[Annotations of page elements]
-=-=-

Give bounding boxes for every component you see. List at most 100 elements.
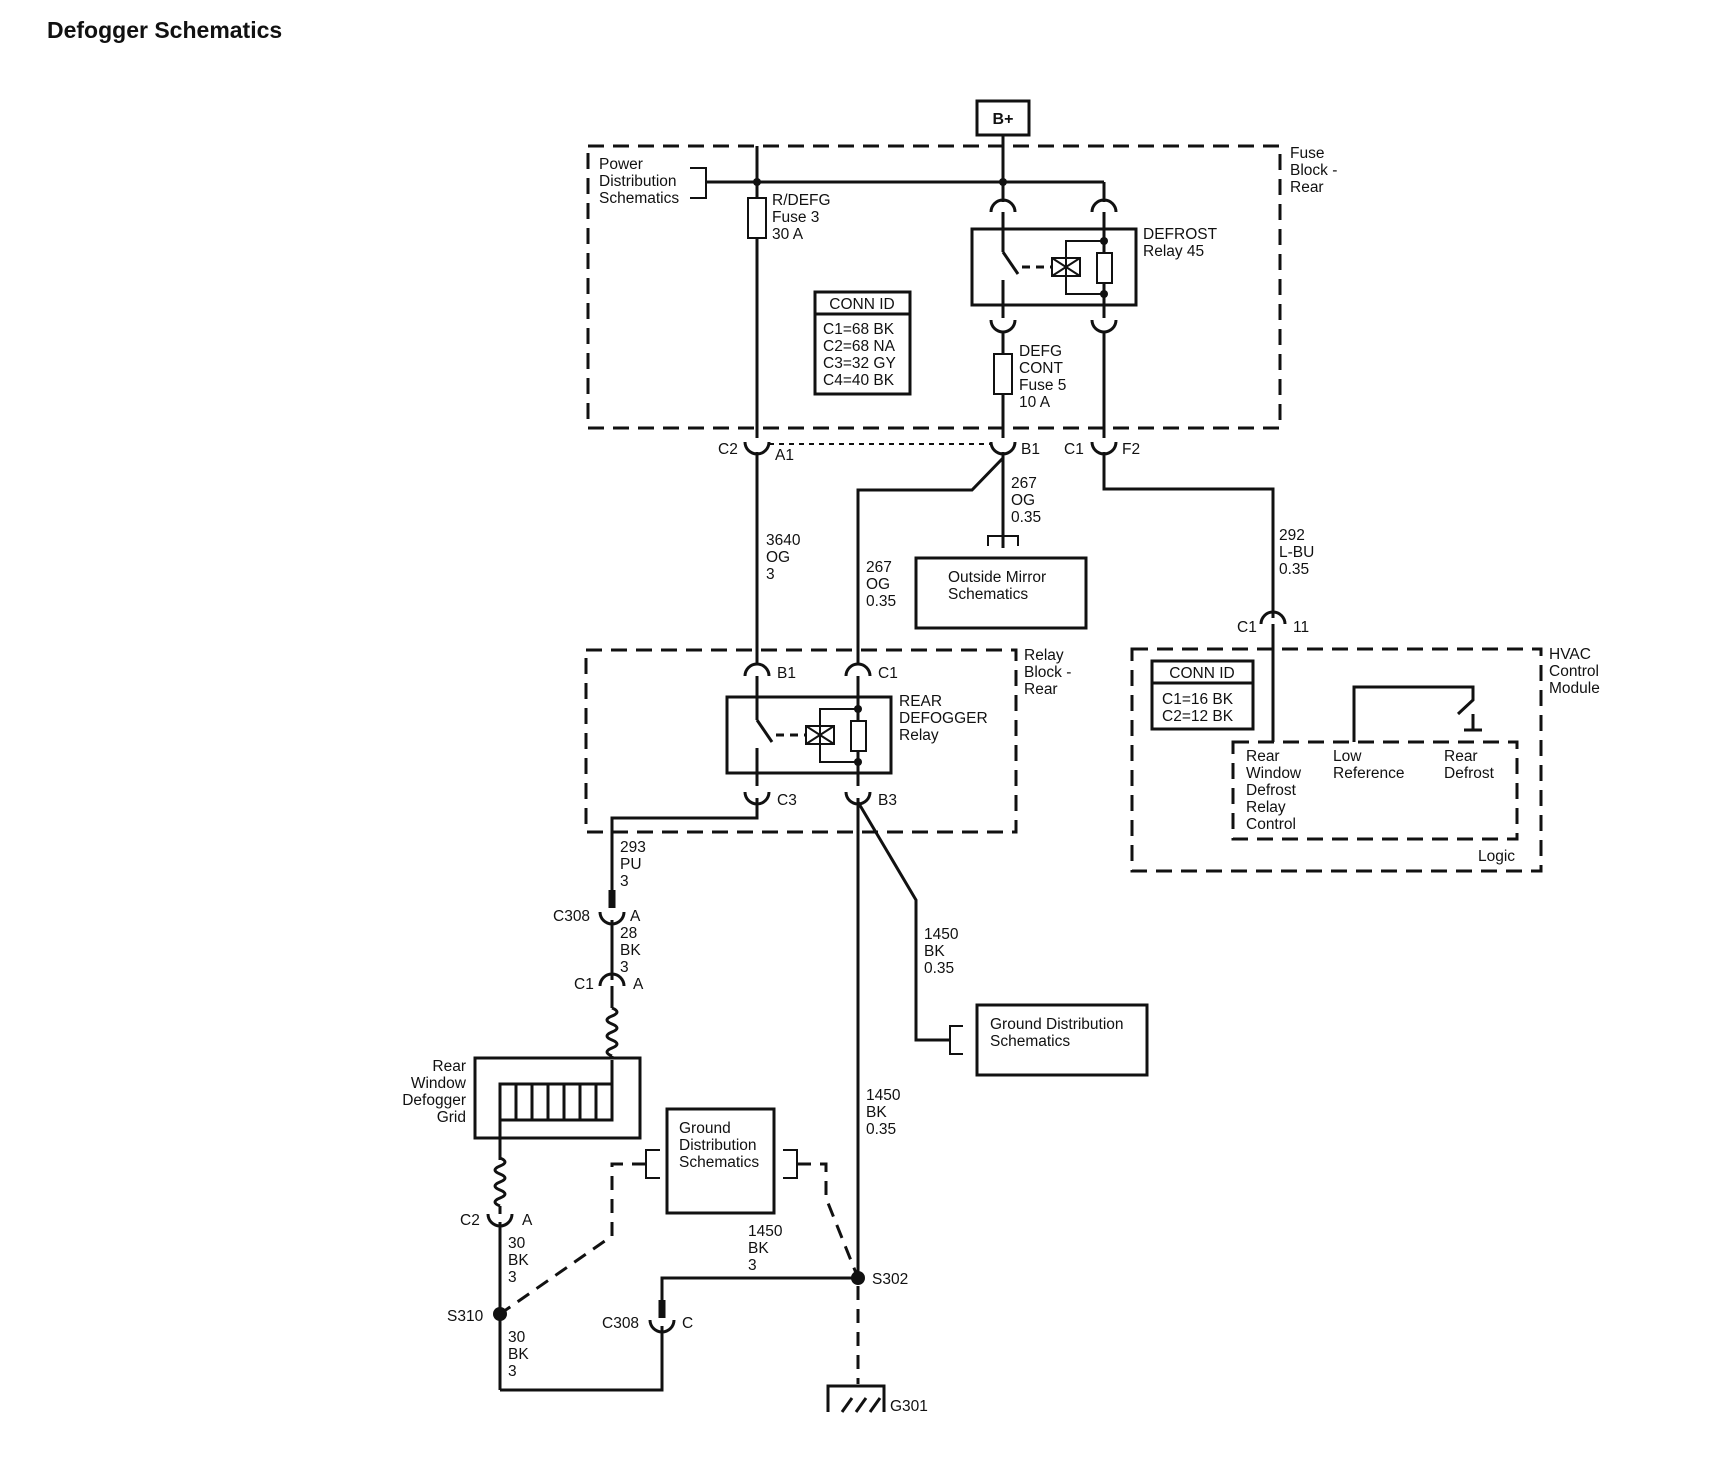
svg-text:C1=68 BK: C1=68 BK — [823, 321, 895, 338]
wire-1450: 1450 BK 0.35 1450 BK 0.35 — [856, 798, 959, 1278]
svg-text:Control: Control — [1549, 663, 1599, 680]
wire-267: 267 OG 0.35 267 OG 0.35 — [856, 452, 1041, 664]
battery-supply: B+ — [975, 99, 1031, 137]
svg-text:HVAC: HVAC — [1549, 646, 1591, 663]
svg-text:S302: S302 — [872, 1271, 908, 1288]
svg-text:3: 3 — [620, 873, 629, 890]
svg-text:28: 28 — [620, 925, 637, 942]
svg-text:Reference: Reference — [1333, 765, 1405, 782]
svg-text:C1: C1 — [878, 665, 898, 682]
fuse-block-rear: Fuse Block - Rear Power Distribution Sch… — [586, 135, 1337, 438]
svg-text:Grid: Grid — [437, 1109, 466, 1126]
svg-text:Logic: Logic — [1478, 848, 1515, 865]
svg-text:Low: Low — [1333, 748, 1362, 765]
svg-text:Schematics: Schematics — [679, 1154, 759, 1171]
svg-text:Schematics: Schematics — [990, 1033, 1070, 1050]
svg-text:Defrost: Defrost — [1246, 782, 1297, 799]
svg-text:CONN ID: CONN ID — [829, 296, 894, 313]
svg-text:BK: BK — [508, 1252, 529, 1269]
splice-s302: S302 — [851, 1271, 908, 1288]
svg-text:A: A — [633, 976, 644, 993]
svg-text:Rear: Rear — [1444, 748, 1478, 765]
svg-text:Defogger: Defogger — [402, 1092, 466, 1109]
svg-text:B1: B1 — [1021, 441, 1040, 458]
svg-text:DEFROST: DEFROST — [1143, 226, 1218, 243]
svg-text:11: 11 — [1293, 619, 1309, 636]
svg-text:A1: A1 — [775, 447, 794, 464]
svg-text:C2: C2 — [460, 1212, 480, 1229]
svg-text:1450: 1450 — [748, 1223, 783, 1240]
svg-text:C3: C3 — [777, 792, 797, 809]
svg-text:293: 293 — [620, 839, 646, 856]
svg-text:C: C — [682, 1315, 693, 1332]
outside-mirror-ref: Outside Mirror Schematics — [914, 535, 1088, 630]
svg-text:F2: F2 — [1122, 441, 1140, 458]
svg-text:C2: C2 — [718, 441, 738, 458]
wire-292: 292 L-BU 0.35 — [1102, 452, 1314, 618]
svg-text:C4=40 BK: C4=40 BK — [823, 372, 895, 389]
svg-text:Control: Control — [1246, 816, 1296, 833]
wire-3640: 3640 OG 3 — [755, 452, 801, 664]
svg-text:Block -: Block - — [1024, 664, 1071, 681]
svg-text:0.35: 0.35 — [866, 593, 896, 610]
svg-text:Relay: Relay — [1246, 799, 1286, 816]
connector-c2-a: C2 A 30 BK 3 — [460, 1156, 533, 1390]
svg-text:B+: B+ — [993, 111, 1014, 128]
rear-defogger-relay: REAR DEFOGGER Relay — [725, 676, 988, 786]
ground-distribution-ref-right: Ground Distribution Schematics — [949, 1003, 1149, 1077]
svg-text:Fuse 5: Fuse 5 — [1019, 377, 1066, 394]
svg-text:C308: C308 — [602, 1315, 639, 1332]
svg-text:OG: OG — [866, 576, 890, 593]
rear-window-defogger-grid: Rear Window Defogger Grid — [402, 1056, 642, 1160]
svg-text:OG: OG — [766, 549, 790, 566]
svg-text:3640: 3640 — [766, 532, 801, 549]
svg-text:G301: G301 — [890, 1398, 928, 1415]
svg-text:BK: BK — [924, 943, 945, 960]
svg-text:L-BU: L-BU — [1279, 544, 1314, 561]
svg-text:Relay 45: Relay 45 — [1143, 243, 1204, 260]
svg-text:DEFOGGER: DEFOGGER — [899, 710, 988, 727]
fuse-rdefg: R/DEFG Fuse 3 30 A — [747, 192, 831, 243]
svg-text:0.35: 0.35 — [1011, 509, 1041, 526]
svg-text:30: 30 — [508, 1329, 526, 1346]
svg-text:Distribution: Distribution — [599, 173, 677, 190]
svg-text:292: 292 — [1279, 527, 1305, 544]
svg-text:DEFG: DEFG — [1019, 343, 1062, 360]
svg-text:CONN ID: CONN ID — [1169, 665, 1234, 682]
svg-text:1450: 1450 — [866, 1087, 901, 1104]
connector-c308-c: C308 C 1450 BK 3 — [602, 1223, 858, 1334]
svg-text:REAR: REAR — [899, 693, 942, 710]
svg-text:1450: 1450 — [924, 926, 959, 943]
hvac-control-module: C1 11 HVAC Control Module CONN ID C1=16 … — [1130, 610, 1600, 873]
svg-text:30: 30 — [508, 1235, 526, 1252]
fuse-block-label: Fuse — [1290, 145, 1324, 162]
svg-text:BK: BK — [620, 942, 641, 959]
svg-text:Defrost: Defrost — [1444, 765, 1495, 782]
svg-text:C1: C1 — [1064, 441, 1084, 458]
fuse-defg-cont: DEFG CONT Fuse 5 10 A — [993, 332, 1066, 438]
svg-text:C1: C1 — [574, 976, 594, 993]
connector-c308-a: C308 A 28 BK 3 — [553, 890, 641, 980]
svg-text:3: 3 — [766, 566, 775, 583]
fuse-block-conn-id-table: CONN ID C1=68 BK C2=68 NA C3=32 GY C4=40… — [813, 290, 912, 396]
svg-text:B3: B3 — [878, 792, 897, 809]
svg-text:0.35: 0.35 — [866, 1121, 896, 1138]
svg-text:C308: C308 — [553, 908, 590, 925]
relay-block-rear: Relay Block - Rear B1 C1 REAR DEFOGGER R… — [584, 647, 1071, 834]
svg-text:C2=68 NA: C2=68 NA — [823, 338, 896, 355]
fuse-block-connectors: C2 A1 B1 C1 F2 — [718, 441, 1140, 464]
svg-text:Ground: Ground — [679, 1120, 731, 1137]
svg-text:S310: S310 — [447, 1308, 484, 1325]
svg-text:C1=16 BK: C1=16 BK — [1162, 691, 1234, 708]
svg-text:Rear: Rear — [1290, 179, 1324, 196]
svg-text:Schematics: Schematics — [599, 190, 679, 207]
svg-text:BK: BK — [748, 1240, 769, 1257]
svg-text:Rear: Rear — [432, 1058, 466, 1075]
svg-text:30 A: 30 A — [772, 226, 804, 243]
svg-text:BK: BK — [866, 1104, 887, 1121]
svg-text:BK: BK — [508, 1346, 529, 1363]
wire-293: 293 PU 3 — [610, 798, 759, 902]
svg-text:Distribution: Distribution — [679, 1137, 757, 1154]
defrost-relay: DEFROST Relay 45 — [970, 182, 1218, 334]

-=-=-

# Exercise aim
Copy every item above line for line, leaving out the pictures.

# Correct output
Give bounding boxes for every component you see. List at most 100 elements.
svg-text:C1=68 BK: C1=68 BK — [823, 321, 895, 338]
wire-1450: 1450 BK 0.35 1450 BK 0.35 — [856, 798, 959, 1278]
svg-text:Control: Control — [1549, 663, 1599, 680]
wire-267: 267 OG 0.35 267 OG 0.35 — [856, 452, 1041, 664]
battery-supply: B+ — [975, 99, 1031, 137]
svg-text:HVAC: HVAC — [1549, 646, 1591, 663]
svg-text:S302: S302 — [872, 1271, 908, 1288]
svg-text:3: 3 — [620, 873, 629, 890]
svg-text:28: 28 — [620, 925, 637, 942]
svg-text:Reference: Reference — [1333, 765, 1405, 782]
svg-text:C1: C1 — [878, 665, 898, 682]
fuse-block-rear: Fuse Block - Rear Power Distribution Sch… — [586, 135, 1337, 438]
svg-text:Grid: Grid — [437, 1109, 466, 1126]
svg-text:Logic: Logic — [1478, 848, 1515, 865]
svg-text:Low: Low — [1333, 748, 1362, 765]
svg-text:Schematics: Schematics — [679, 1154, 759, 1171]
svg-text:Schematics: Schematics — [990, 1033, 1070, 1050]
svg-text:Defrost: Defrost — [1246, 782, 1297, 799]
svg-text:CONN ID: CONN ID — [829, 296, 894, 313]
svg-text:BK: BK — [508, 1252, 529, 1269]
splice-s302: S302 — [851, 1271, 908, 1288]
svg-text:A: A — [633, 976, 644, 993]
svg-text:Rear: Rear — [1444, 748, 1478, 765]
svg-text:Defogger: Defogger — [402, 1092, 466, 1109]
svg-text:B1: B1 — [1021, 441, 1040, 458]
svg-text:DEFROST: DEFROST — [1143, 226, 1218, 243]
svg-text:11: 11 — [1293, 619, 1309, 636]
svg-text:A1: A1 — [775, 447, 794, 464]
svg-text:C2: C2 — [460, 1212, 480, 1229]
svg-text:1450: 1450 — [748, 1223, 783, 1240]
svg-text:C3: C3 — [777, 792, 797, 809]
svg-text:293: 293 — [620, 839, 646, 856]
svg-text:C: C — [682, 1315, 693, 1332]
outside-mirror-ref: Outside Mirror Schematics — [914, 535, 1088, 630]
svg-text:F2: F2 — [1122, 441, 1140, 458]
svg-text:C2: C2 — [718, 441, 738, 458]
wire-292: 292 L-BU 0.35 — [1102, 452, 1314, 618]
svg-text:C4=40 BK: C4=40 BK — [823, 372, 895, 389]
svg-text:Control: Control — [1246, 816, 1296, 833]
wire-3640: 3640 OG 3 — [755, 452, 801, 664]
svg-text:Block -: Block - — [1024, 664, 1071, 681]
svg-text:0.35: 0.35 — [866, 593, 896, 610]
svg-text:Relay: Relay — [1246, 799, 1286, 816]
connector-c2-a: C2 A 30 BK 3 — [460, 1156, 533, 1390]
svg-text:B+: B+ — [993, 111, 1014, 128]
rear-defogger-relay: REAR DEFOGGER Relay — [725, 676, 988, 786]
ground-distribution-ref-right: Ground Distribution Schematics — [949, 1003, 1149, 1077]
svg-text:Fuse 5: Fuse 5 — [1019, 377, 1066, 394]
svg-text:C308: C308 — [602, 1315, 639, 1332]
svg-text:OG: OG — [866, 576, 890, 593]
rear-window-defogger-grid: Rear Window Defogger Grid — [402, 1056, 642, 1160]
svg-text:OG: OG — [766, 549, 790, 566]
svg-text:3640: 3640 — [766, 532, 801, 549]
svg-text:G301: G301 — [890, 1398, 928, 1415]
svg-text:BK: BK — [924, 943, 945, 960]
svg-text:L-BU: L-BU — [1279, 544, 1314, 561]
svg-text:Relay 45: Relay 45 — [1143, 243, 1204, 260]
svg-text:DEFOGGER: DEFOGGER — [899, 710, 988, 727]
fuse-rdefg: R/DEFG Fuse 3 30 A — [747, 192, 831, 243]
svg-text:0.35: 0.35 — [1011, 509, 1041, 526]
svg-text:30: 30 — [508, 1329, 526, 1346]
svg-text:Distribution: Distribution — [599, 173, 677, 190]
svg-text:292: 292 — [1279, 527, 1305, 544]
svg-text:DEFG: DEFG — [1019, 343, 1062, 360]
svg-text:CONN ID: CONN ID — [1169, 665, 1234, 682]
svg-text:1450: 1450 — [866, 1087, 901, 1104]
connector-c308-c: C308 C 1450 BK 3 — [602, 1223, 858, 1334]
svg-text:REAR: REAR — [899, 693, 942, 710]
svg-text:1450: 1450 — [924, 926, 959, 943]
hvac-control-module: C1 11 HVAC Control Module CONN ID C1=16 … — [1130, 610, 1600, 873]
svg-text:30: 30 — [508, 1235, 526, 1252]
fuse-block-label: Fuse — [1290, 145, 1324, 162]
svg-text:BK: BK — [620, 942, 641, 959]
svg-text:Defrost: Defrost — [1444, 765, 1495, 782]
svg-text:C1: C1 — [1064, 441, 1084, 458]
fuse-defg-cont: DEFG CONT Fuse 5 10 A — [993, 332, 1066, 438]
svg-text:C1: C1 — [574, 976, 594, 993]
connector-c308-a: C308 A 28 BK 3 — [553, 890, 641, 980]
svg-text:3: 3 — [766, 566, 775, 583]
fuse-block-conn-id-table: CONN ID C1=68 BK C2=68 NA C3=32 GY C4=40… — [813, 290, 912, 396]
svg-text:B3: B3 — [878, 792, 897, 809]
svg-text:0.35: 0.35 — [866, 1121, 896, 1138]
svg-text:C308: C308 — [553, 908, 590, 925]
relay-block-rear: Relay Block - Rear B1 C1 REAR DEFOGGER R… — [584, 647, 1071, 834]
svg-text:C2=68 NA: C2=68 NA — [823, 338, 896, 355]
fuse-block-connectors: C2 A1 B1 C1 F2 — [718, 441, 1140, 464]
svg-text:Ground: Ground — [679, 1120, 731, 1137]
svg-text:S310: S310 — [447, 1308, 484, 1325]
svg-text:C1=16 BK: C1=16 BK — [1162, 691, 1234, 708]
svg-text:Rear: Rear — [1290, 179, 1324, 196]
svg-text:Schematics: Schematics — [599, 190, 679, 207]
svg-text:BK: BK — [748, 1240, 769, 1257]
svg-text:Rear: Rear — [432, 1058, 466, 1075]
svg-text:30 A: 30 A — [772, 226, 804, 243]
svg-text:BK: BK — [866, 1104, 887, 1121]
svg-text:BK: BK — [508, 1346, 529, 1363]
wire-293: 293 PU 3 — [610, 798, 759, 902]
svg-text:Distribution: Distribution — [679, 1137, 757, 1154]
defrost-relay: DEFROST Relay 45 — [970, 182, 1218, 334]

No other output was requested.